_TASK TO CARRY OUT_: Repeat the listing word for word. No pictures belong in the copy.

┌──

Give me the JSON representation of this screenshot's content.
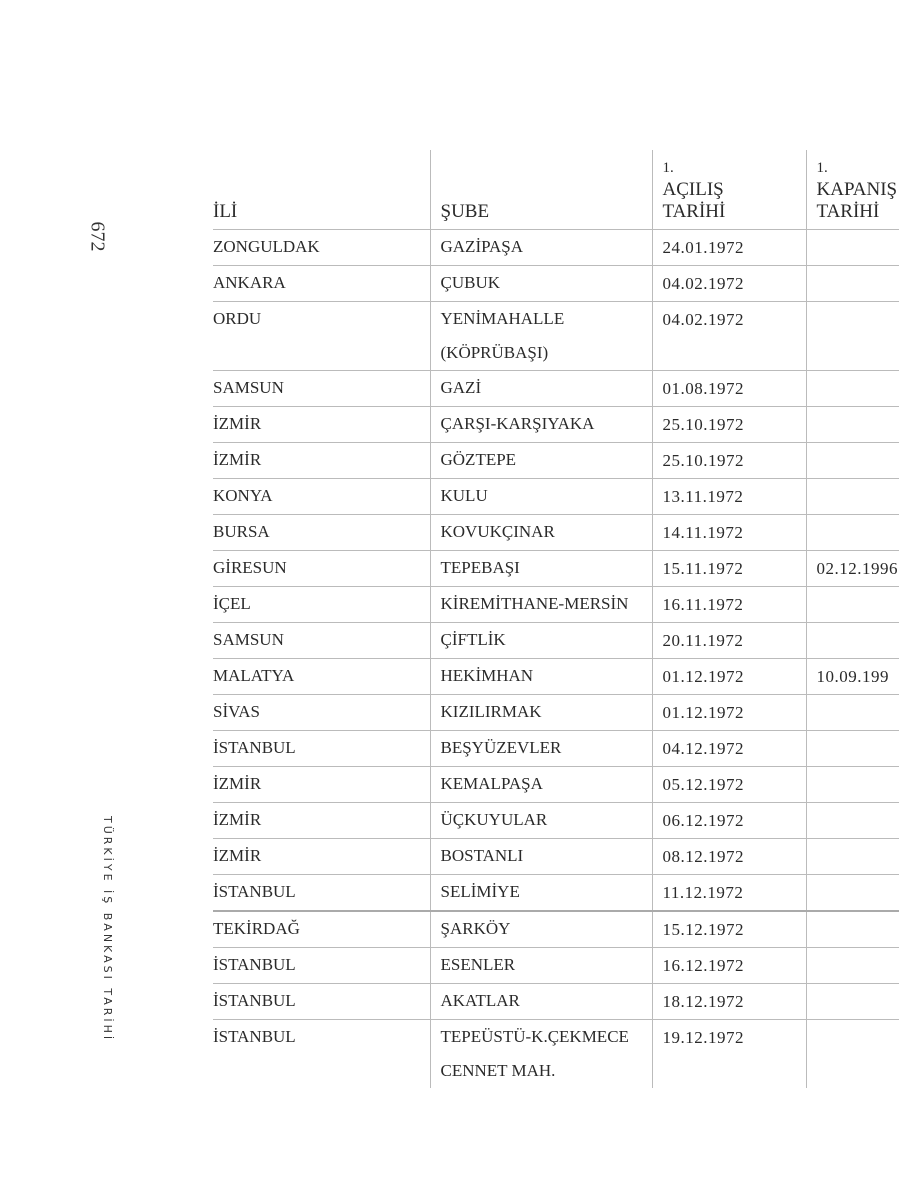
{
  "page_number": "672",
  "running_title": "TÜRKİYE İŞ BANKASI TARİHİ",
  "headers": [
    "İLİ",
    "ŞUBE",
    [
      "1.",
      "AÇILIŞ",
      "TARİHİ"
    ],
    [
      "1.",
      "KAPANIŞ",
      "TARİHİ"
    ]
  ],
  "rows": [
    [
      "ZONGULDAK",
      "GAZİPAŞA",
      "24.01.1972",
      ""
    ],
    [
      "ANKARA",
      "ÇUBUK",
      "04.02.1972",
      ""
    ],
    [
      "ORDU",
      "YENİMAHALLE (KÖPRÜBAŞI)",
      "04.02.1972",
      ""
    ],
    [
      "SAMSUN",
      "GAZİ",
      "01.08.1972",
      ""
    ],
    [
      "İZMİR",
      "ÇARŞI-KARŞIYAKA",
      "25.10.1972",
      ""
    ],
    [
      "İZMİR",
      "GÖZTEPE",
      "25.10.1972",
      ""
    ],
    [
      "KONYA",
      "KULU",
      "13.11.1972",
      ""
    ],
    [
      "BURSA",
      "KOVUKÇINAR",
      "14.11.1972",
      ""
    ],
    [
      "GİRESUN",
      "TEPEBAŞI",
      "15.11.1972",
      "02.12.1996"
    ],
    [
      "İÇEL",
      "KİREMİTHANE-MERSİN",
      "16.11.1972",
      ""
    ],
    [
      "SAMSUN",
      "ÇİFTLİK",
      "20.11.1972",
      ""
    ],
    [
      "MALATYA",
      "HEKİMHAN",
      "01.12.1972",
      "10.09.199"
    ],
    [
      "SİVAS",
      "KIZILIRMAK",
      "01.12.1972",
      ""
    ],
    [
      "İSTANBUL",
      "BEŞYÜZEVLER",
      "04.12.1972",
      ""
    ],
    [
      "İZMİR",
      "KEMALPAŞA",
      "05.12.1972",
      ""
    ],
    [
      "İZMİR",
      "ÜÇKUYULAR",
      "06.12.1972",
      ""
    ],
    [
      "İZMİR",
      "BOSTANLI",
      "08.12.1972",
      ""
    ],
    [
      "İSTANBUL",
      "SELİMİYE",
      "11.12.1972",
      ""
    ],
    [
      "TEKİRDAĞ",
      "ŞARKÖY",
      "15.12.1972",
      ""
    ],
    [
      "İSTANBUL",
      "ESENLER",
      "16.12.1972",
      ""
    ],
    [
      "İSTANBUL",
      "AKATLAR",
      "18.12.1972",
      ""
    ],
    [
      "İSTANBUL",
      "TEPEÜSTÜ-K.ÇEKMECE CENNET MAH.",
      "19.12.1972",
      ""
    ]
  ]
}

└──

_EXERCISE ANSWER_:
Give me the JSON representation of this screenshot's content.
{
  "page_number": "672",
  "running_title": "TÜRKİYE İŞ BANKASI TARİHİ",
  "headers": [
    "İLİ",
    "ŞUBE",
    [
      "1.",
      "AÇILIŞ",
      "TARİHİ"
    ],
    [
      "1.",
      "KAPANIŞ",
      "TARİHİ"
    ]
  ],
  "rows": [
    [
      "ZONGULDAK",
      "GAZİPAŞA",
      "24.01.1972",
      ""
    ],
    [
      "ANKARA",
      "ÇUBUK",
      "04.02.1972",
      ""
    ],
    [
      "ORDU",
      "YENİMAHALLE (KÖPRÜBAŞI)",
      "04.02.1972",
      ""
    ],
    [
      "SAMSUN",
      "GAZİ",
      "01.08.1972",
      ""
    ],
    [
      "İZMİR",
      "ÇARŞI-KARŞIYAKA",
      "25.10.1972",
      ""
    ],
    [
      "İZMİR",
      "GÖZTEPE",
      "25.10.1972",
      ""
    ],
    [
      "KONYA",
      "KULU",
      "13.11.1972",
      ""
    ],
    [
      "BURSA",
      "KOVUKÇINAR",
      "14.11.1972",
      ""
    ],
    [
      "GİRESUN",
      "TEPEBAŞI",
      "15.11.1972",
      "02.12.1996"
    ],
    [
      "İÇEL",
      "KİREMİTHANE-MERSİN",
      "16.11.1972",
      ""
    ],
    [
      "SAMSUN",
      "ÇİFTLİK",
      "20.11.1972",
      ""
    ],
    [
      "MALATYA",
      "HEKİMHAN",
      "01.12.1972",
      "10.09.199"
    ],
    [
      "SİVAS",
      "KIZILIRMAK",
      "01.12.1972",
      ""
    ],
    [
      "İSTANBUL",
      "BEŞYÜZEVLER",
      "04.12.1972",
      ""
    ],
    [
      "İZMİR",
      "KEMALPAŞA",
      "05.12.1972",
      ""
    ],
    [
      "İZMİR",
      "ÜÇKUYULAR",
      "06.12.1972",
      ""
    ],
    [
      "İZMİR",
      "BOSTANLI",
      "08.12.1972",
      ""
    ],
    [
      "İSTANBUL",
      "SELİMİYE",
      "11.12.1972",
      ""
    ],
    [
      "TEKİRDAĞ",
      "ŞARKÖY",
      "15.12.1972",
      ""
    ],
    [
      "İSTANBUL",
      "ESENLER",
      "16.12.1972",
      ""
    ],
    [
      "İSTANBUL",
      "AKATLAR",
      "18.12.1972",
      ""
    ],
    [
      "İSTANBUL",
      "TEPEÜSTÜ-K.ÇEKMECE CENNET MAH.",
      "19.12.1972",
      ""
    ]
  ]
}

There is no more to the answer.